Filter the entries, keeping every line with the word "JSON".

--- Start of Data for the task ---

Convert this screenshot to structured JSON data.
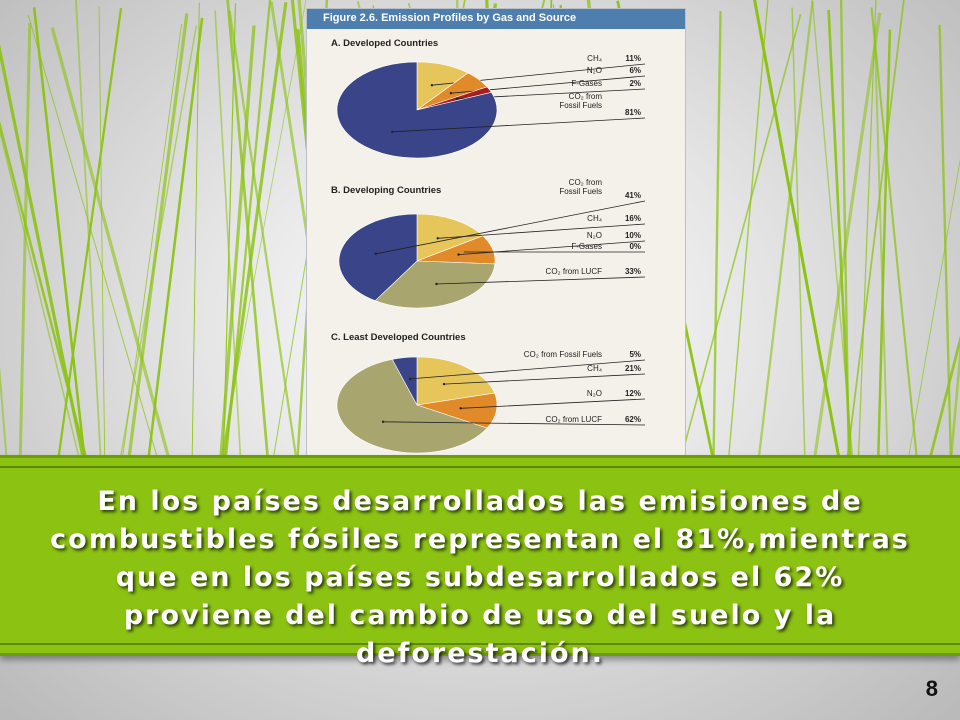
{
  "figure": {
    "title": "Figure 2.6.  Emission Profiles by Gas and Source"
  },
  "chart_data": [
    {
      "type": "pie",
      "title": "A. Developed Countries",
      "slices": [
        {
          "label": "CH₄",
          "value": 11,
          "pct": "11%",
          "color": "#e6c65a"
        },
        {
          "label": "N₂O",
          "value": 6,
          "pct": "6%",
          "color": "#e08a2a"
        },
        {
          "label": "F-Gases",
          "value": 2,
          "pct": "2%",
          "color": "#a81d1d"
        },
        {
          "label": "CO₂ from Fossil Fuels",
          "value": 81,
          "pct": "81%",
          "color": "#3a4488"
        }
      ]
    },
    {
      "type": "pie",
      "title": "B. Developing Countries",
      "slices": [
        {
          "label": "CH₄",
          "value": 16,
          "pct": "16%",
          "color": "#e6c65a"
        },
        {
          "label": "N₂O",
          "value": 10,
          "pct": "10%",
          "color": "#e08a2a"
        },
        {
          "label": "F-Gases",
          "value": 0,
          "pct": "0%",
          "color": "#a81d1d"
        },
        {
          "label": "CO₂ from LUCF",
          "value": 33,
          "pct": "33%",
          "color": "#a9a56e"
        },
        {
          "label": "CO₂ from Fossil Fuels",
          "value": 41,
          "pct": "41%",
          "color": "#3a4488"
        }
      ]
    },
    {
      "type": "pie",
      "title": "C. Least Developed Countries",
      "slices": [
        {
          "label": "CH₄",
          "value": 21,
          "pct": "21%",
          "color": "#e6c65a"
        },
        {
          "label": "N₂O",
          "value": 12,
          "pct": "12%",
          "color": "#e08a2a"
        },
        {
          "label": "CO₂ from LUCF",
          "value": 62,
          "pct": "62%",
          "color": "#a9a56e"
        },
        {
          "label": "CO₂ from Fossil Fuels",
          "value": 5,
          "pct": "5%",
          "color": "#3a4488"
        }
      ]
    }
  ],
  "caption": "En los países desarrollados las emisiones de combustibles fósiles representan el 81%,mientras que en los países subdesarrollados el 62% proviene del cambio de uso del suelo y la deforestación.",
  "page_number": "8",
  "colors": {
    "band": "#8cc312",
    "grass": "#8cc312",
    "figure_header": "#4d7eae"
  }
}
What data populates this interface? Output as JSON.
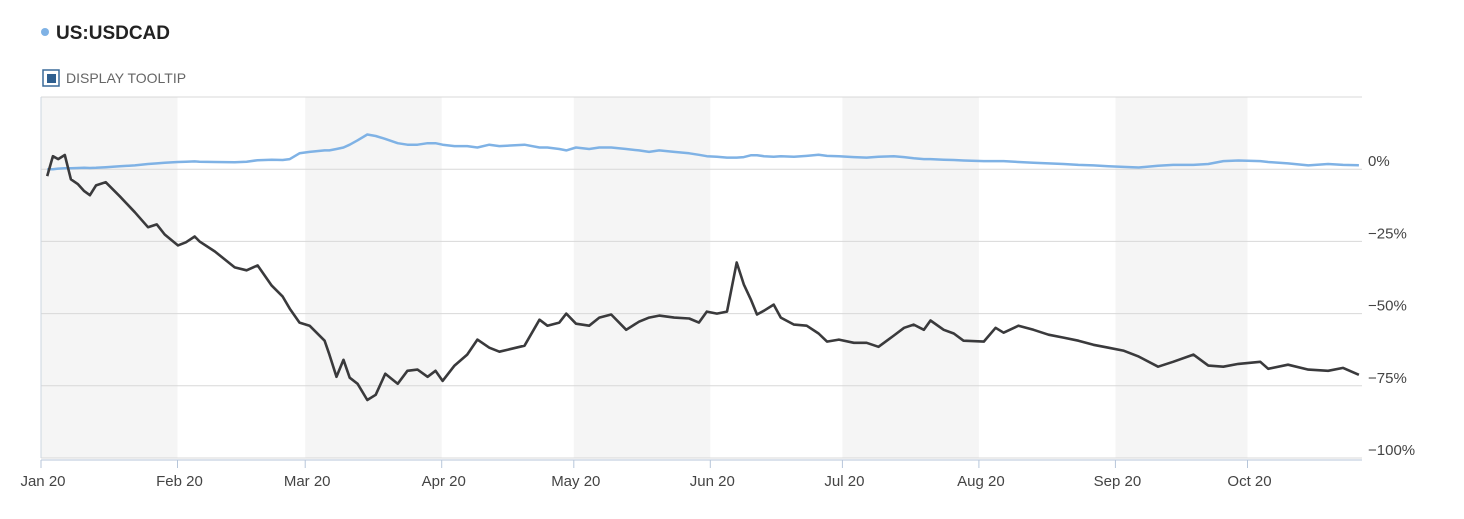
{
  "chart_data": {
    "type": "line",
    "x": [
      1.4,
      2.7,
      3.9,
      5.4,
      6.8,
      8.4,
      9.8,
      11.1,
      12.5,
      14.7,
      17.9,
      21.3,
      24.3,
      26.3,
      28.1,
      31.1,
      32.9,
      34.9,
      36,
      39.5,
      44,
      46.7,
      49.2,
      52.4,
      54.9,
      56.5,
      58.7,
      61,
      64.4,
      65.5,
      67.1,
      68.7,
      70.1,
      71.9,
      74.1,
      76,
      78.2,
      81,
      83.2,
      85.5,
      87.8,
      89.6,
      91.2,
      93.9,
      96.8,
      99.1,
      101.8,
      104.1,
      109.8,
      113.2,
      115,
      117.7,
      119.3,
      121.5,
      124.5,
      126.8,
      129.5,
      132.9,
      135.8,
      138.1,
      140.4,
      143.8,
      147.2,
      149.4,
      151.2,
      153.5,
      155.8,
      158,
      159.6,
      161.2,
      162.6,
      164.2,
      166.4,
      168,
      171,
      173.9,
      176.6,
      178.5,
      181.2,
      184.6,
      187.5,
      190.2,
      193.7,
      196,
      198.2,
      200.5,
      202,
      205,
      207.3,
      209.5,
      214.1,
      216.8,
      218.6,
      222,
      225.4,
      228.8,
      232.2,
      235.6,
      239,
      242.4,
      245.8,
      249.3,
      253.7,
      257.1,
      261.7,
      265.1,
      268.5,
      271.9,
      276.9,
      278.7,
      283.2,
      287.8,
      292.3,
      295.7,
      299.3
    ],
    "series": [
      {
        "name": "US:USDCAD",
        "color": "#7fb2e5",
        "values": [
          0,
          0,
          0.2,
          0.3,
          0.3,
          0.4,
          0.5,
          0.4,
          0.5,
          0.7,
          1,
          1.3,
          1.8,
          2,
          2.2,
          2.5,
          2.6,
          2.7,
          2.6,
          2.5,
          2.4,
          2.6,
          3.1,
          3.3,
          3.2,
          3.5,
          5.5,
          6,
          6.5,
          6.5,
          7,
          7.5,
          8.5,
          10,
          12,
          11.5,
          10.5,
          9,
          8.5,
          8.5,
          9,
          9,
          8.5,
          8,
          8,
          7.5,
          8.5,
          8,
          8.5,
          7.5,
          7.5,
          7,
          6.5,
          7.5,
          7,
          7.5,
          7.5,
          7,
          6.5,
          6,
          6.5,
          6,
          5.5,
          5,
          4.5,
          4.3,
          4,
          4,
          4.2,
          4.8,
          4.8,
          4.5,
          4.3,
          4.5,
          4.3,
          4.6,
          5,
          4.6,
          4.5,
          4.2,
          4,
          4.3,
          4.5,
          4.2,
          3.8,
          3.5,
          3.5,
          3.3,
          3.2,
          3,
          2.8,
          2.8,
          2.8,
          2.5,
          2.2,
          2,
          1.8,
          1.5,
          1.3,
          1,
          0.8,
          0.6,
          1.2,
          1.5,
          1.5,
          1.8,
          2.8,
          3,
          2.8,
          2.5,
          2,
          1.3,
          1.8,
          1.5,
          1.4
        ]
      },
      {
        "color": "#3a3a3c",
        "values": [
          -2.4,
          4.5,
          3.5,
          4.9,
          -3.5,
          -5.2,
          -7.6,
          -9,
          -5.6,
          -4.5,
          -9.4,
          -14.9,
          -20.1,
          -19.1,
          -22.6,
          -26.4,
          -25.3,
          -23.3,
          -25,
          -28.5,
          -34,
          -35,
          -33.3,
          -40.3,
          -44.1,
          -48.3,
          -53.1,
          -54.2,
          -59.4,
          -64.2,
          -71.9,
          -66,
          -72.2,
          -74.3,
          -79.9,
          -78.1,
          -70.8,
          -74.3,
          -69.8,
          -69.4,
          -71.9,
          -69.8,
          -73.3,
          -68,
          -64.2,
          -59,
          -61.8,
          -63.2,
          -61.1,
          -52.1,
          -54.2,
          -53.1,
          -50,
          -53.5,
          -54.2,
          -51.4,
          -50.3,
          -55.6,
          -52.8,
          -51.4,
          -50.7,
          -51.4,
          -51.7,
          -53.1,
          -49.3,
          -50,
          -49.3,
          -32.3,
          -39.9,
          -45.1,
          -50.3,
          -49,
          -46.9,
          -51.4,
          -53.8,
          -54.2,
          -56.9,
          -59.7,
          -59,
          -60.1,
          -60.1,
          -61.5,
          -57.6,
          -54.9,
          -53.8,
          -55.6,
          -52.4,
          -55.6,
          -56.9,
          -59.4,
          -59.7,
          -54.9,
          -56.6,
          -54.2,
          -55.6,
          -57.3,
          -58.3,
          -59.4,
          -60.8,
          -61.8,
          -62.8,
          -64.9,
          -68.4,
          -66.7,
          -64.2,
          -68,
          -68.4,
          -67.4,
          -66.7,
          -69.1,
          -67.7,
          -69.4,
          -69.8,
          -68.8,
          -71.2
        ]
      }
    ],
    "xlim": [
      0,
      300
    ],
    "xticks": [
      {
        "value": 0,
        "label": "Jan 20"
      },
      {
        "value": 31,
        "label": "Feb 20"
      },
      {
        "value": 60,
        "label": "Mar 20"
      },
      {
        "value": 91,
        "label": "Apr 20"
      },
      {
        "value": 121,
        "label": "May 20"
      },
      {
        "value": 152,
        "label": "Jun 20"
      },
      {
        "value": 182,
        "label": "Jul 20"
      },
      {
        "value": 213,
        "label": "Aug 20"
      },
      {
        "value": 244,
        "label": "Sep 20"
      },
      {
        "value": 274,
        "label": "Oct 20"
      }
    ],
    "ylim": [
      -100,
      25
    ],
    "yticks": [
      {
        "value": 0,
        "label": "0%"
      },
      {
        "value": -25,
        "label": "−25%"
      },
      {
        "value": -50,
        "label": "−50%"
      },
      {
        "value": -75,
        "label": "−75%"
      },
      {
        "value": -100,
        "label": "−100%"
      }
    ],
    "grid": true
  },
  "controls": {
    "tooltip": "DISPLAY TOOLTIP"
  }
}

--- End of Data for the task ---

* **Right answer**:
Convert this screenshot to structured JSON data.
What data populates this interface? Output as JSON.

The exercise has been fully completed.